— What to produce —
Copy each line of the material below that includes the string "поселок".

(Data entries)

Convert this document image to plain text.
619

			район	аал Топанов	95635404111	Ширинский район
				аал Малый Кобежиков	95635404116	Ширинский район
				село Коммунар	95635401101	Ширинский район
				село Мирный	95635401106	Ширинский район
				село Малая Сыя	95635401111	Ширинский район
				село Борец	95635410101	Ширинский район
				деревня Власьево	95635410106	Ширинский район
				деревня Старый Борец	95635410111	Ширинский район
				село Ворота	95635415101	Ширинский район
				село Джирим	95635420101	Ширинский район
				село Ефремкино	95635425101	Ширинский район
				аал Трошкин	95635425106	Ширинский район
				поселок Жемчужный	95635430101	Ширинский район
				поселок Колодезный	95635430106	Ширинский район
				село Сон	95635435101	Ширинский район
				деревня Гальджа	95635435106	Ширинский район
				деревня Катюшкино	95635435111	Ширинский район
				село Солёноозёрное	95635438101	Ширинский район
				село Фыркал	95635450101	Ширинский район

— Final result —
				поселок Жемчужный	95635430101	Ширинский район
				поселок Колодезный	95635430106	Ширинский район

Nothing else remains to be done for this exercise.